(Annotated region listings)
# # # #

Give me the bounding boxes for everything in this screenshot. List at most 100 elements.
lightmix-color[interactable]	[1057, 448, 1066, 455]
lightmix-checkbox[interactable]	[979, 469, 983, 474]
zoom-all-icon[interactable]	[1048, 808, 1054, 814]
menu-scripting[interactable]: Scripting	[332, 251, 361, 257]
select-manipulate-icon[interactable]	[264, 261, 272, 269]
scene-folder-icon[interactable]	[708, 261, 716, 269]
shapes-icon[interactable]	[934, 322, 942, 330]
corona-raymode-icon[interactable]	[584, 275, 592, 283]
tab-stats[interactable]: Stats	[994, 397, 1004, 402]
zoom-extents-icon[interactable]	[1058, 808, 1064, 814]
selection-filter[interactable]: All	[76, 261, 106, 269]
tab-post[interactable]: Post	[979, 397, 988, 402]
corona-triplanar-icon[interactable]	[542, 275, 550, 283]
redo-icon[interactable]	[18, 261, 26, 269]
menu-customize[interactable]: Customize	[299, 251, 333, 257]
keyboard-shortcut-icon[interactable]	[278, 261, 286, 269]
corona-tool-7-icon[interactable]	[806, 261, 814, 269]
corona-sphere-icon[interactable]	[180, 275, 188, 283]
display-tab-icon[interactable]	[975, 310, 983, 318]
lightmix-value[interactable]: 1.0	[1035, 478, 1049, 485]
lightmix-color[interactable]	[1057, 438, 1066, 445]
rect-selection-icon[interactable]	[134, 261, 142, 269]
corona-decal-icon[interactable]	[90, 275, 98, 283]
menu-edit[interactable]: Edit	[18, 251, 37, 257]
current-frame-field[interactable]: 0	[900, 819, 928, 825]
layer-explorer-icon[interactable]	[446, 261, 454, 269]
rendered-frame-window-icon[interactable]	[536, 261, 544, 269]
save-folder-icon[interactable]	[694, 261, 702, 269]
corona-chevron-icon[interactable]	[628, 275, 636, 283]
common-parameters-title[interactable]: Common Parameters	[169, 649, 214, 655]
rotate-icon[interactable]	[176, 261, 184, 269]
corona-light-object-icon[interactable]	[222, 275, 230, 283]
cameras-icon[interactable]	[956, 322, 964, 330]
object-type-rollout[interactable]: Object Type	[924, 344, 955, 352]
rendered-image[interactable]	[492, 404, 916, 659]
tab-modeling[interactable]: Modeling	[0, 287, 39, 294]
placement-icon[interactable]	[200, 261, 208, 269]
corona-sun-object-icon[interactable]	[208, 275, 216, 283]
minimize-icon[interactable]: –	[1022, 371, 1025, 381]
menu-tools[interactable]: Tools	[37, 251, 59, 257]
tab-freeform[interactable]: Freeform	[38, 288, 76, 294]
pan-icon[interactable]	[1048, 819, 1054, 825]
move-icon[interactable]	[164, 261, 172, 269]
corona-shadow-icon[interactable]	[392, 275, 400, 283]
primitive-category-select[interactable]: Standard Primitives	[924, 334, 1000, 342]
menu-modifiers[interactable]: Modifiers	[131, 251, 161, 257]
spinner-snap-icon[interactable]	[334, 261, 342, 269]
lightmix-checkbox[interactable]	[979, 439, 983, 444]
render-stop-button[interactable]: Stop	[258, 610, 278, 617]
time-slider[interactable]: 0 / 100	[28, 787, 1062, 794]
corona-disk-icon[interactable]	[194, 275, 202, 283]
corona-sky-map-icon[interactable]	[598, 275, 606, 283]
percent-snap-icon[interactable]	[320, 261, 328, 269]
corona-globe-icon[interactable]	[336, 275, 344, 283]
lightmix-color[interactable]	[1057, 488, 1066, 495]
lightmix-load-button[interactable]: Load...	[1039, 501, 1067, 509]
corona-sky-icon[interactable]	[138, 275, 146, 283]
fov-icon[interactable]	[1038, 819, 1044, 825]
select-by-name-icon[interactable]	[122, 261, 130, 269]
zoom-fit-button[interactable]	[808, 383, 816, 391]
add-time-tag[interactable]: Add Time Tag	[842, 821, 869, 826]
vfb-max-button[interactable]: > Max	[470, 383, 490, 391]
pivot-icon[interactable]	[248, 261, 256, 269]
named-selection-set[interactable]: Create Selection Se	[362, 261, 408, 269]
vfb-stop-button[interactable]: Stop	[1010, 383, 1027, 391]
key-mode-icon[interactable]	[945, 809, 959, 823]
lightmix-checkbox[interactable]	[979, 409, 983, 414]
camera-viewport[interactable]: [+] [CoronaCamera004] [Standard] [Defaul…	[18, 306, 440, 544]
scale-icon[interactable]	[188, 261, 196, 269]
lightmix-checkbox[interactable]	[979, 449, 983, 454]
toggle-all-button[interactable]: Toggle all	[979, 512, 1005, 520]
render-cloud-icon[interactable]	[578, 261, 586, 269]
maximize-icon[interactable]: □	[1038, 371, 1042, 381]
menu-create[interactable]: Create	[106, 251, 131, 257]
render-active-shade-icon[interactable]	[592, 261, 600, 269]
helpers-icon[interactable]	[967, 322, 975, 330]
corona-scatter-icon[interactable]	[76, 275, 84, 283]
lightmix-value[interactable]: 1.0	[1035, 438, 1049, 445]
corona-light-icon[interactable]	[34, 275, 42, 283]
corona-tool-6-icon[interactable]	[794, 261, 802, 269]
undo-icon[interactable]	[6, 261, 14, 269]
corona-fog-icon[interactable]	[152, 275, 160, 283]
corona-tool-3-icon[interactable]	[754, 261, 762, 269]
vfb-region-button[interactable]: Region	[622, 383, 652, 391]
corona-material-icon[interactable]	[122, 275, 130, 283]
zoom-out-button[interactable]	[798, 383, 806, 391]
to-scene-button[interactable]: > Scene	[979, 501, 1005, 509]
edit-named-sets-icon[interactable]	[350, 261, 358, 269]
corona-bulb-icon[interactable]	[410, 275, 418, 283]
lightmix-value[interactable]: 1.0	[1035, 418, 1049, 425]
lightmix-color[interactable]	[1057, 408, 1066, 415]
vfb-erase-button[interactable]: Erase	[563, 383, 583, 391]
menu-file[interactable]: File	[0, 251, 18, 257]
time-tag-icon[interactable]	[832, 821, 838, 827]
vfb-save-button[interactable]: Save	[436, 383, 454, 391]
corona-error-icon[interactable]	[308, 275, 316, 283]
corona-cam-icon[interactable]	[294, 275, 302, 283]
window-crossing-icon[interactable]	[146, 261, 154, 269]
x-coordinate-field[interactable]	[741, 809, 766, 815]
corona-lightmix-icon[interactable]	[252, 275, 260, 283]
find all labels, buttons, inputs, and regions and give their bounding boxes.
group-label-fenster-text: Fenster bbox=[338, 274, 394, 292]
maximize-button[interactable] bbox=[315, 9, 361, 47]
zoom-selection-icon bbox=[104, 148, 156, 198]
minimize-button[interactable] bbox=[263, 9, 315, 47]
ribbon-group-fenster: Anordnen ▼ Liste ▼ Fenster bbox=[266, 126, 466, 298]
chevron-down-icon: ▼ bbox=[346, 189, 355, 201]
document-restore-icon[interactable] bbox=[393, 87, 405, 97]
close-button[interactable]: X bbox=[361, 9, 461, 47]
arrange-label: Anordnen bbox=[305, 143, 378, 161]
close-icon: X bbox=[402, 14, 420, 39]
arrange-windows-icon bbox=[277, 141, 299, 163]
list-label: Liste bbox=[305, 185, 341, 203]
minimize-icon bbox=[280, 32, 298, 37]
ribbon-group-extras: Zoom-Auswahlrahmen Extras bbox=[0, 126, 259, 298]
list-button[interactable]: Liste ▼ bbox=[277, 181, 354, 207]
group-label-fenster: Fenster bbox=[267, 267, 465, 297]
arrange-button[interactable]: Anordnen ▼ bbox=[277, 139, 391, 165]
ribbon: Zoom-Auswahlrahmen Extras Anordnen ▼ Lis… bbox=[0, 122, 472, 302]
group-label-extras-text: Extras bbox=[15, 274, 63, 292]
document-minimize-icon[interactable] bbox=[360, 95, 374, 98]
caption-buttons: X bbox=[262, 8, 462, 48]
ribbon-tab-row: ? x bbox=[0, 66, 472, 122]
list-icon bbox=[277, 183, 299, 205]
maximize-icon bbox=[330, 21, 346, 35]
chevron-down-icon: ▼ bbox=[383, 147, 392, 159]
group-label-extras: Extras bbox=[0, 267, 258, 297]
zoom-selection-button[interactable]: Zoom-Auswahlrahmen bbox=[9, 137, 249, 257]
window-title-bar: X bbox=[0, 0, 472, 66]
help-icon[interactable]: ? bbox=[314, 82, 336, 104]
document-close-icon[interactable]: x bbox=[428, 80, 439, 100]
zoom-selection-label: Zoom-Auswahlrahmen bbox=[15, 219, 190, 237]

# # # #

Reproduce the stretch from the start of the rows through the line containing "322, 942, 330]", leaving every line unchanged.

__Answer for this exercise__
Give me the bounding boxes for everything in this screenshot. List at most 100 elements.
lightmix-color[interactable]	[1057, 448, 1066, 455]
lightmix-checkbox[interactable]	[979, 469, 983, 474]
zoom-all-icon[interactable]	[1048, 808, 1054, 814]
menu-scripting[interactable]: Scripting	[332, 251, 361, 257]
select-manipulate-icon[interactable]	[264, 261, 272, 269]
scene-folder-icon[interactable]	[708, 261, 716, 269]
shapes-icon[interactable]	[934, 322, 942, 330]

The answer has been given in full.